··· Data for this exercise ···
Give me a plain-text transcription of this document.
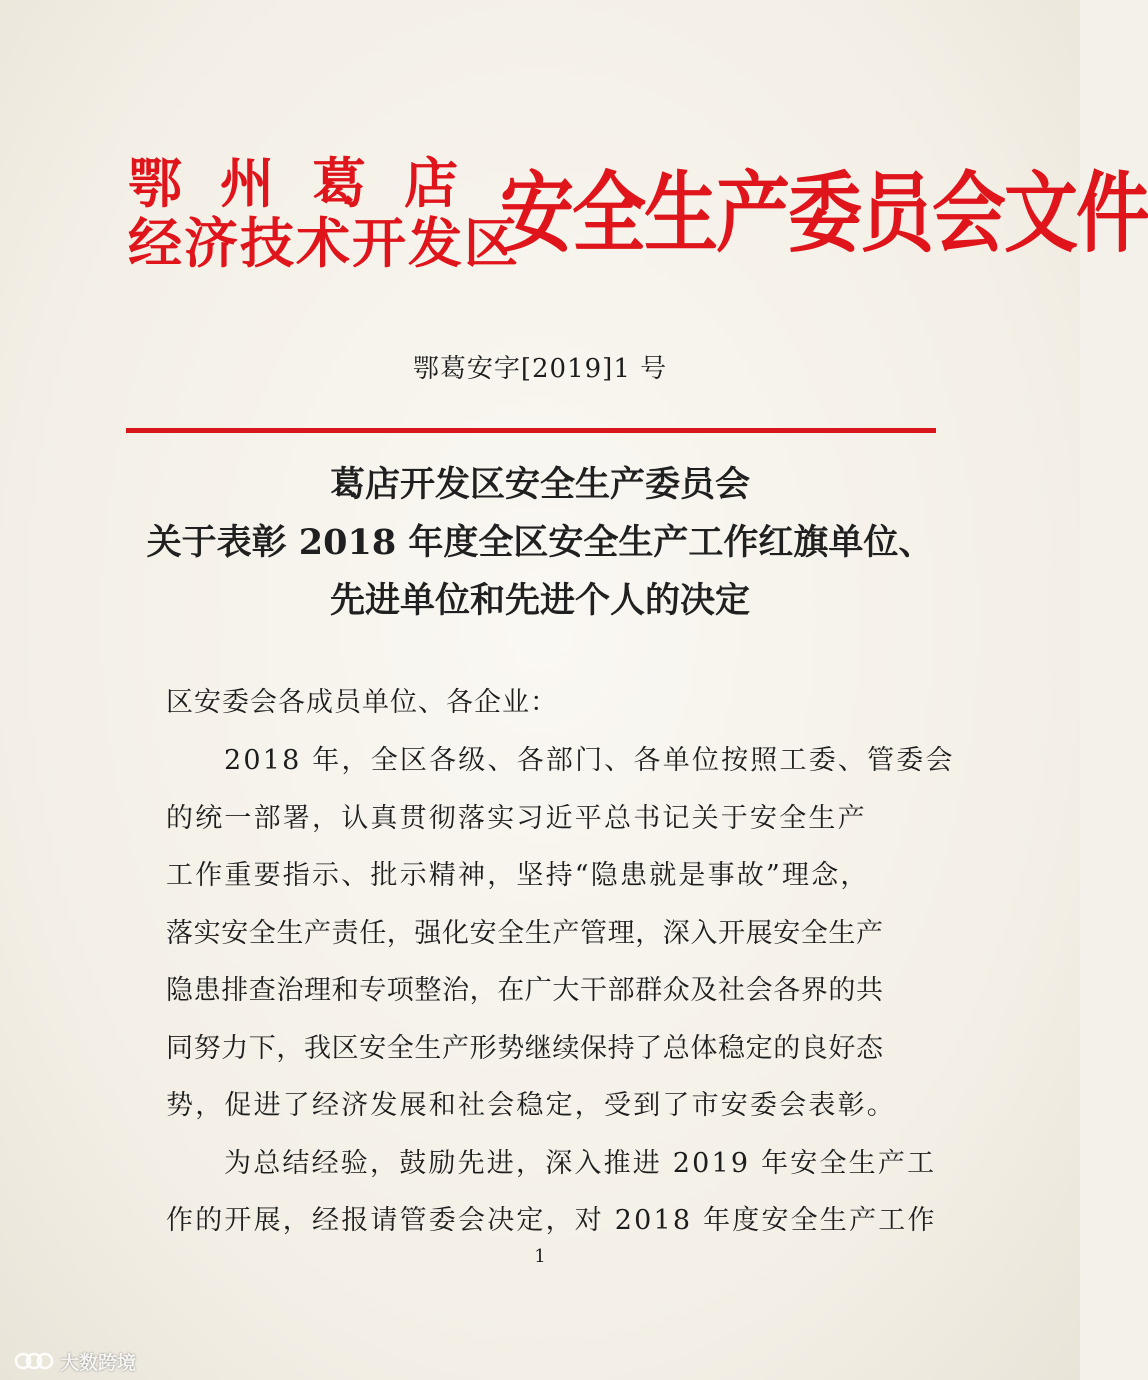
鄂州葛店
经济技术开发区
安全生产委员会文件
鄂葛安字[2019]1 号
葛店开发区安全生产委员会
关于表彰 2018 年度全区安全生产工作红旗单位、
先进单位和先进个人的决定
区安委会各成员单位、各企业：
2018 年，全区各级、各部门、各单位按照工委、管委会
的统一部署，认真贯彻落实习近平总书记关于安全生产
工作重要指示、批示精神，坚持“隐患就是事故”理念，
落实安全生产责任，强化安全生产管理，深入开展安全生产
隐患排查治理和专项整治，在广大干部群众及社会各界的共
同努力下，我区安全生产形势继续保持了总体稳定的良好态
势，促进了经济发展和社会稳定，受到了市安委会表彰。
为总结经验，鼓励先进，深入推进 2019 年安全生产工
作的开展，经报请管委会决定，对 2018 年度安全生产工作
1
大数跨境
···
··· Data for this exercise ···
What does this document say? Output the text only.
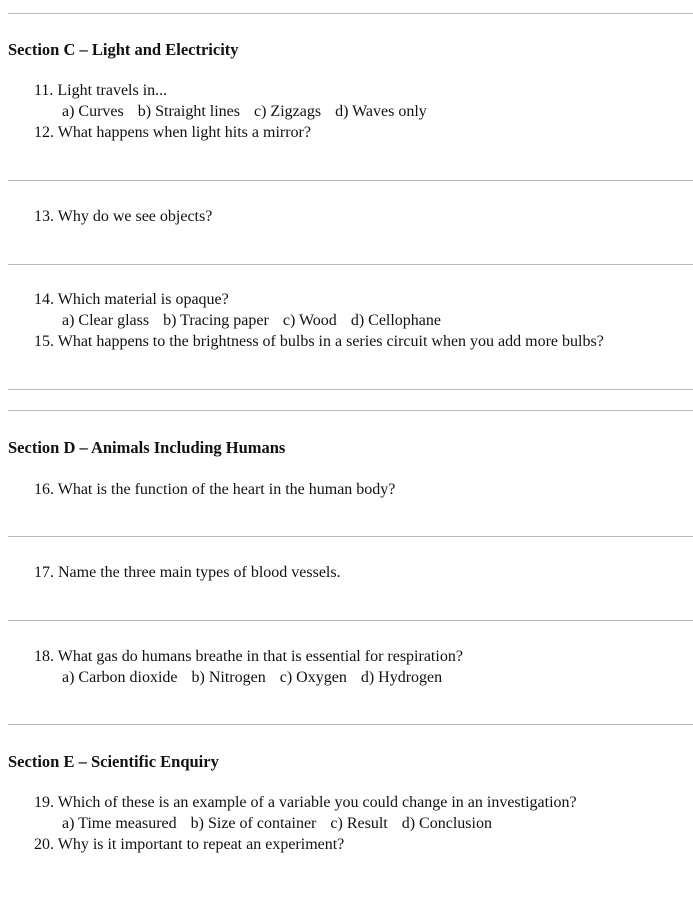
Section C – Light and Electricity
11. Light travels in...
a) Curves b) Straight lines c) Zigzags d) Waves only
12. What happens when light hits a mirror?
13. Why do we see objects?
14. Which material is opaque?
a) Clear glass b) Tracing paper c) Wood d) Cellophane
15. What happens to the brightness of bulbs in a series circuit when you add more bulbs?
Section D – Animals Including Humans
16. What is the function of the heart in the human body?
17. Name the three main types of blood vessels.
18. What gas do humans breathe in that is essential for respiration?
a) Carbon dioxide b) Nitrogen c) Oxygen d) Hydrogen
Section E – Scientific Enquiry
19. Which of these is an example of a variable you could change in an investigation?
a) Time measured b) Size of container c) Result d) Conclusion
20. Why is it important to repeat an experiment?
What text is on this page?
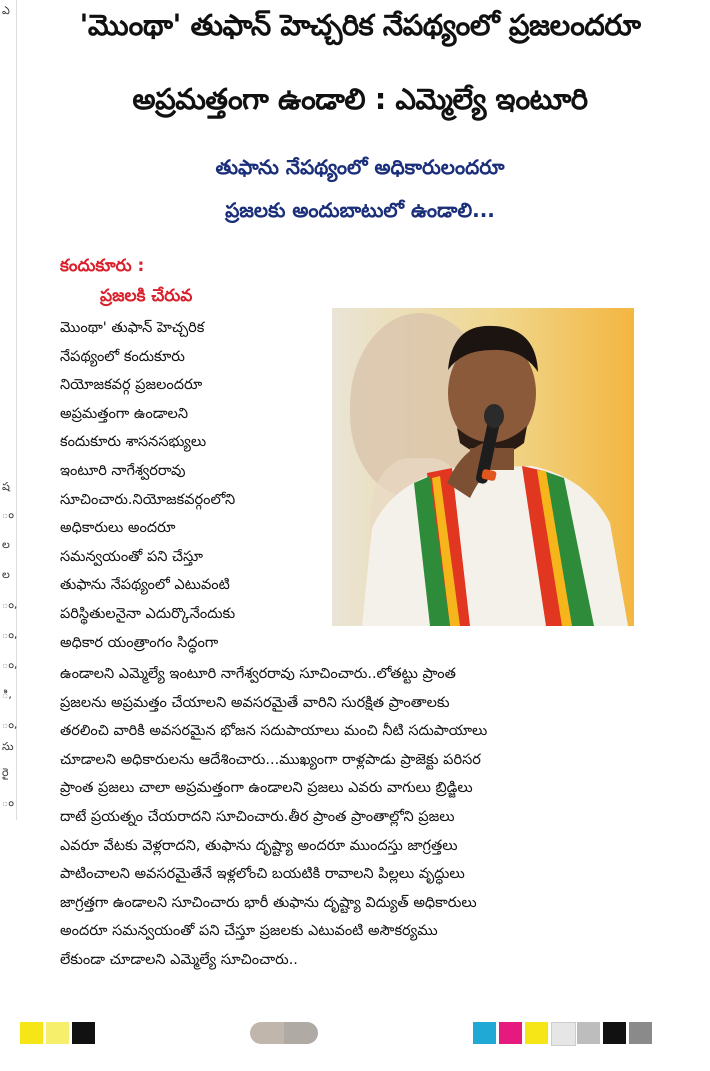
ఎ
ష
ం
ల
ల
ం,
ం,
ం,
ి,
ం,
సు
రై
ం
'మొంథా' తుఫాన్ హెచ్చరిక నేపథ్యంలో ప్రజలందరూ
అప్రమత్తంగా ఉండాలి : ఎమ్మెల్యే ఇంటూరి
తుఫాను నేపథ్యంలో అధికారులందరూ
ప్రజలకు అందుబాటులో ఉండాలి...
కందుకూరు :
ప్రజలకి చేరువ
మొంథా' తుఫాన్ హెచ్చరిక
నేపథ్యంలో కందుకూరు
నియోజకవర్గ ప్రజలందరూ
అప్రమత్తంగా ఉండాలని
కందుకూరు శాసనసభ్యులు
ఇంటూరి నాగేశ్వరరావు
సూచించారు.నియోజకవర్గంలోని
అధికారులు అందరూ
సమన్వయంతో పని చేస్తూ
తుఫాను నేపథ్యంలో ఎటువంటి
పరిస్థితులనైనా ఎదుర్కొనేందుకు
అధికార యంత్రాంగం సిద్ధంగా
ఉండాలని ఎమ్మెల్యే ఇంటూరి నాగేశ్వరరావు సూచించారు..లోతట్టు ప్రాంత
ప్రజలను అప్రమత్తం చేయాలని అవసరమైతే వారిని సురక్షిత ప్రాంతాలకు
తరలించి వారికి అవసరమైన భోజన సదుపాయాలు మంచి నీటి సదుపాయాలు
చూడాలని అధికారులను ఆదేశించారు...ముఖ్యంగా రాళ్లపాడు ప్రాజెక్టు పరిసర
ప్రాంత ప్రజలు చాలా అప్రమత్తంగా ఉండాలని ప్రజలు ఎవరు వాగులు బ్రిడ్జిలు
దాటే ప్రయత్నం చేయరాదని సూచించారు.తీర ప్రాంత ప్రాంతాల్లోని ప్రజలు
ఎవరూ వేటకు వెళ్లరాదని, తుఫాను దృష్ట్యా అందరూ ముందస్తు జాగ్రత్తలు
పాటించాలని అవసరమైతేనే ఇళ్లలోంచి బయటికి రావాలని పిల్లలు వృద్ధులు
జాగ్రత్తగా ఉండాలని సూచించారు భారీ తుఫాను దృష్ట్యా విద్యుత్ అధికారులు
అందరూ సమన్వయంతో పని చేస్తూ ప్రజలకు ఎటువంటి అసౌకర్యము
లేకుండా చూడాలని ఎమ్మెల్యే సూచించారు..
···
··· Data for this exercise ···
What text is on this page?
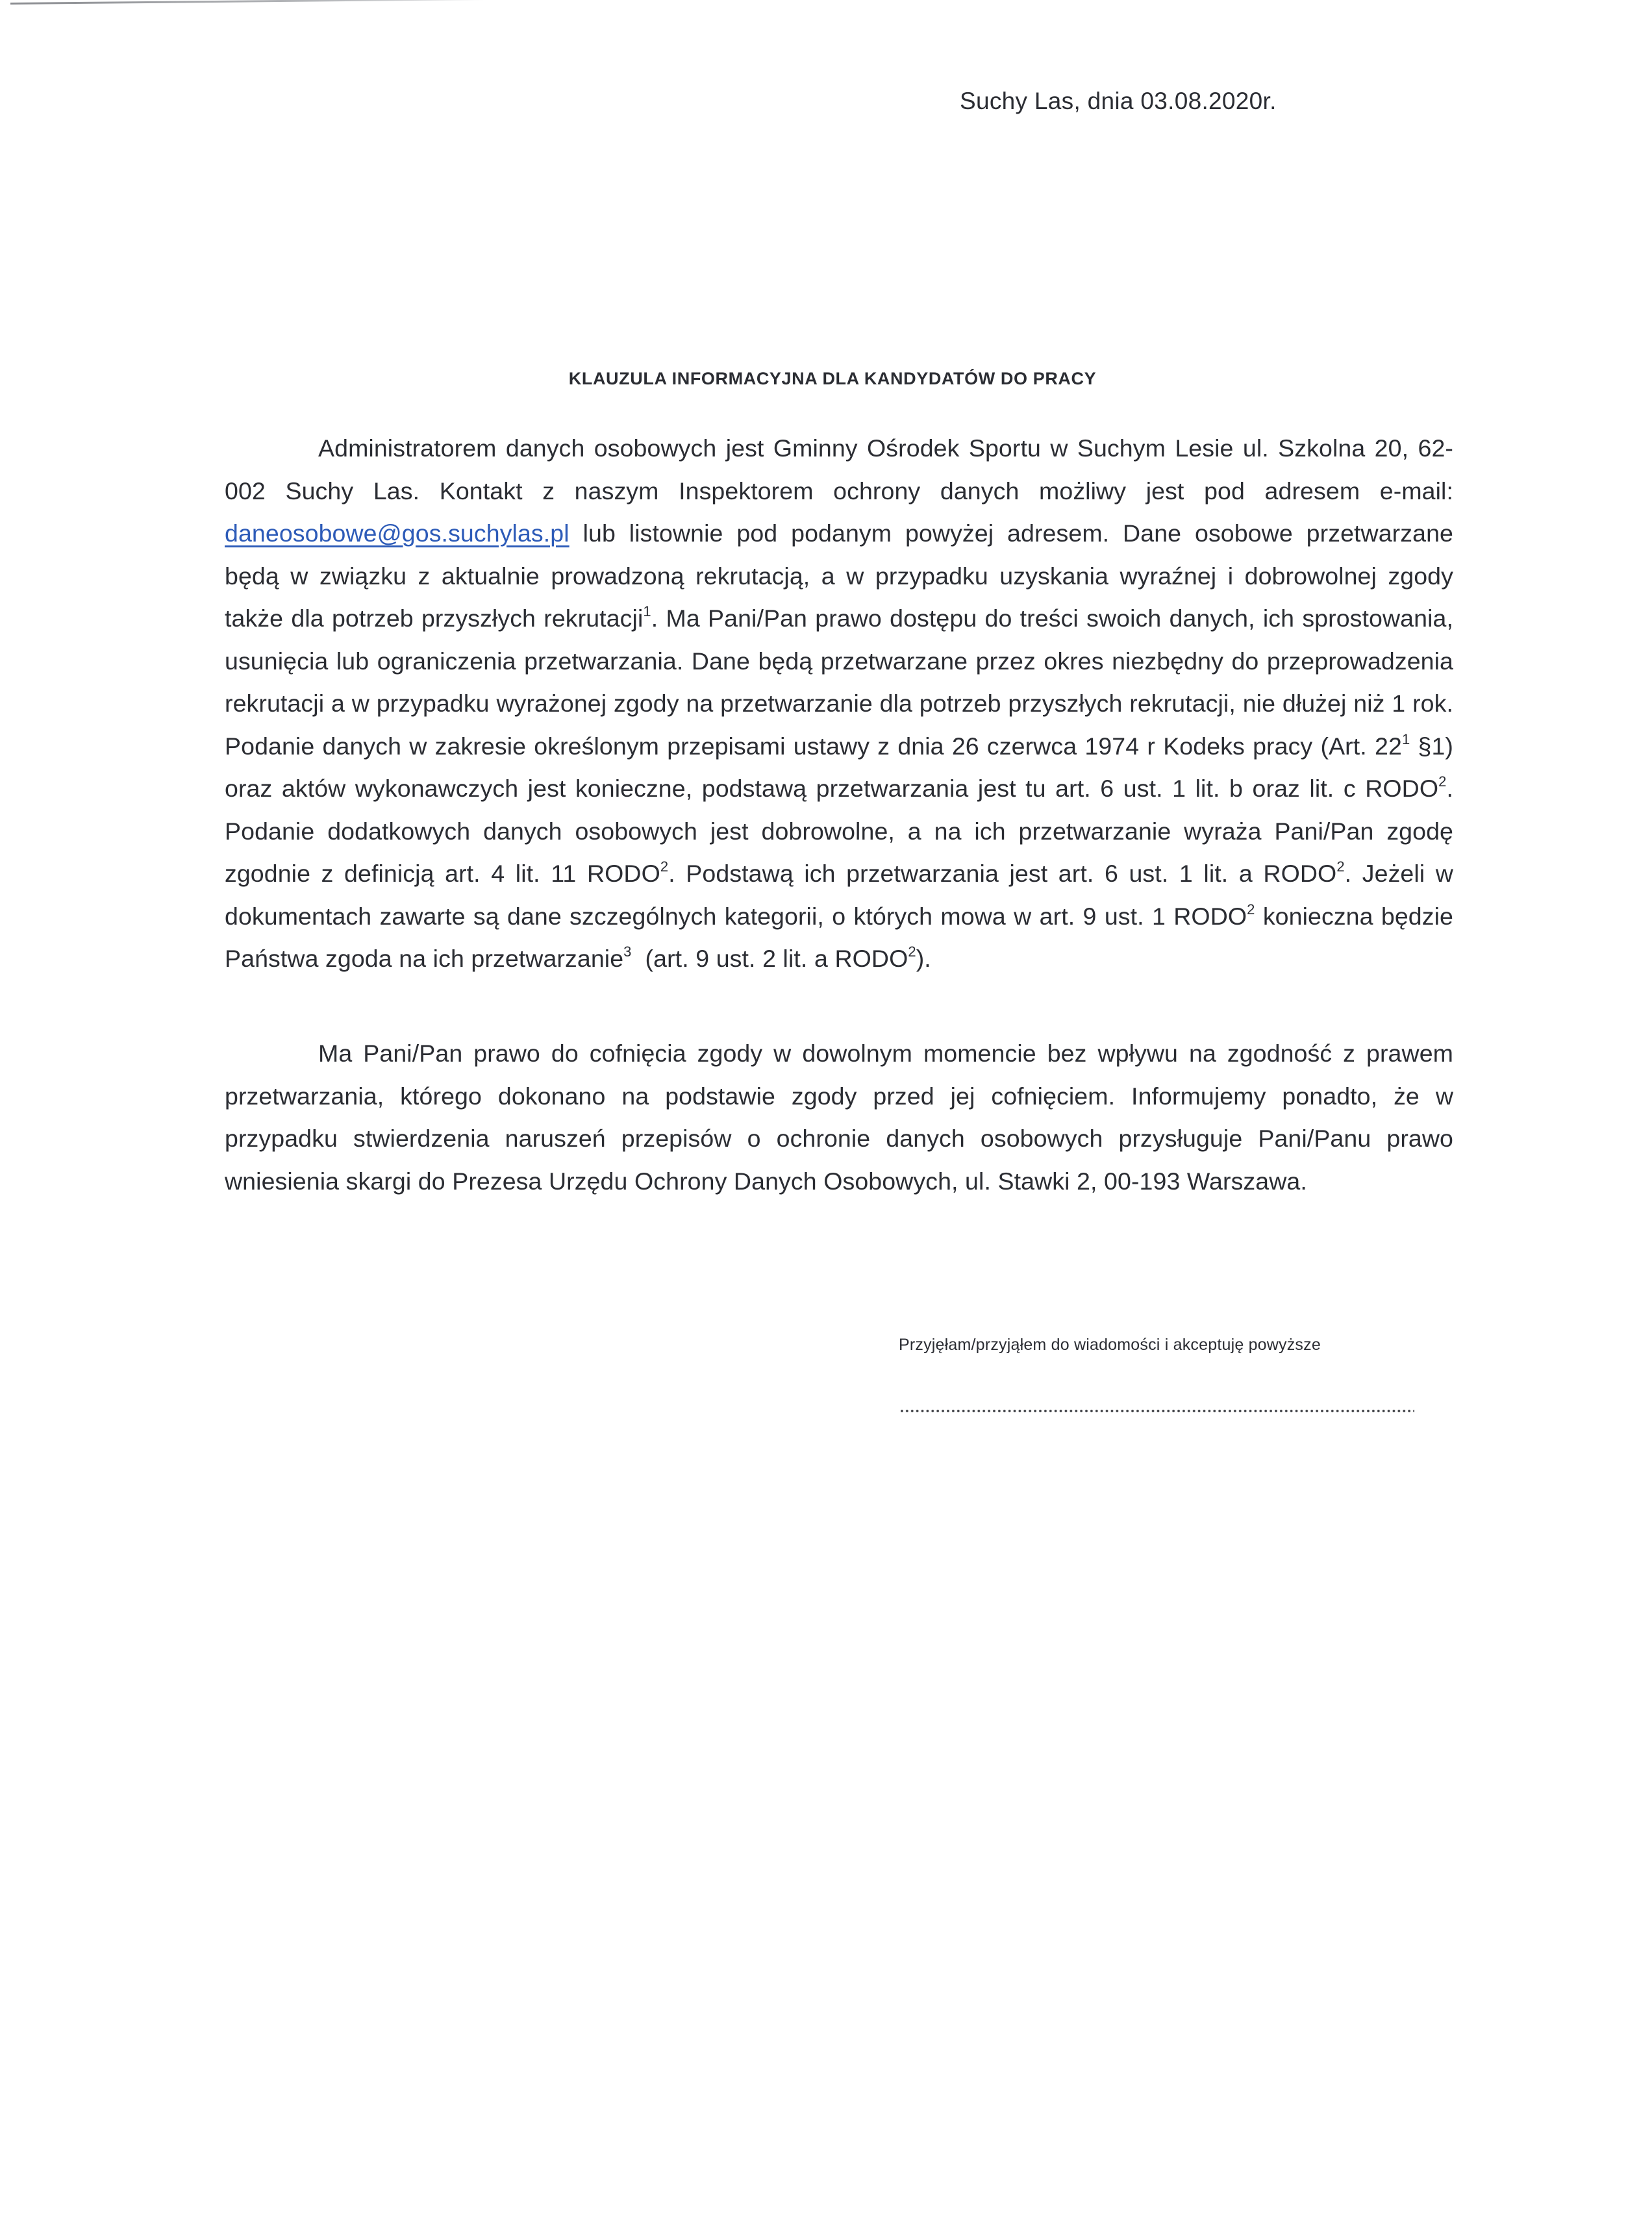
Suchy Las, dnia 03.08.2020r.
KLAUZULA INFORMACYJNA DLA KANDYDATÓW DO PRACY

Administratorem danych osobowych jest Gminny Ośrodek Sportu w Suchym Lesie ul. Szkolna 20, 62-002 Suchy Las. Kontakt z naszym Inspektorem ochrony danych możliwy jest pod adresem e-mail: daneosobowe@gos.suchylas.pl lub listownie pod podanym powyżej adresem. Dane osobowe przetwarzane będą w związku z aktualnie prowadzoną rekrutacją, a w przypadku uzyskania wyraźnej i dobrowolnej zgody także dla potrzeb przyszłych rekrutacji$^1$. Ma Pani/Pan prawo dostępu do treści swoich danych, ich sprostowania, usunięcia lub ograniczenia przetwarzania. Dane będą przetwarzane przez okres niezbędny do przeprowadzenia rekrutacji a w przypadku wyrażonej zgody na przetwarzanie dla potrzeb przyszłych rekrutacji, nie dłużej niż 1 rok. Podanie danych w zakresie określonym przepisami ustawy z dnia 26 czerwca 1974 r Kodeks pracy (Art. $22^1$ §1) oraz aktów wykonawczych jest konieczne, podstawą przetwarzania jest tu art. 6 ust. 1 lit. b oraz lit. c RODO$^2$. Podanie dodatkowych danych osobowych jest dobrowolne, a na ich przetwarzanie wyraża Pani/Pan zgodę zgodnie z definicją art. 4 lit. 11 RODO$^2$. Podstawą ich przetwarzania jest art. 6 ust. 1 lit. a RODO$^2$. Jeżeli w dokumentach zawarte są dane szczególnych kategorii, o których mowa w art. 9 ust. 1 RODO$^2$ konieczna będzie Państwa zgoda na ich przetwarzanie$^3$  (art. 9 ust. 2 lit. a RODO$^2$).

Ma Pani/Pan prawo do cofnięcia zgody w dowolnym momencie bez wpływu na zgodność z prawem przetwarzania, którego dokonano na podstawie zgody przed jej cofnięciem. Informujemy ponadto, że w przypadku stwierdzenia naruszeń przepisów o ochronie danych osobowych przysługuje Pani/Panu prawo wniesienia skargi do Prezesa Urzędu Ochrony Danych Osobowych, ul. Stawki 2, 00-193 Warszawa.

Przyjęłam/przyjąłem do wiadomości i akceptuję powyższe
···
### Exercise requirements
Filter the listing above for the string "only" and copy every matching line.

### Result for this task
What does this document say? Output the text only.
a) Curves b) Straight lines c) Zigzags d) Waves only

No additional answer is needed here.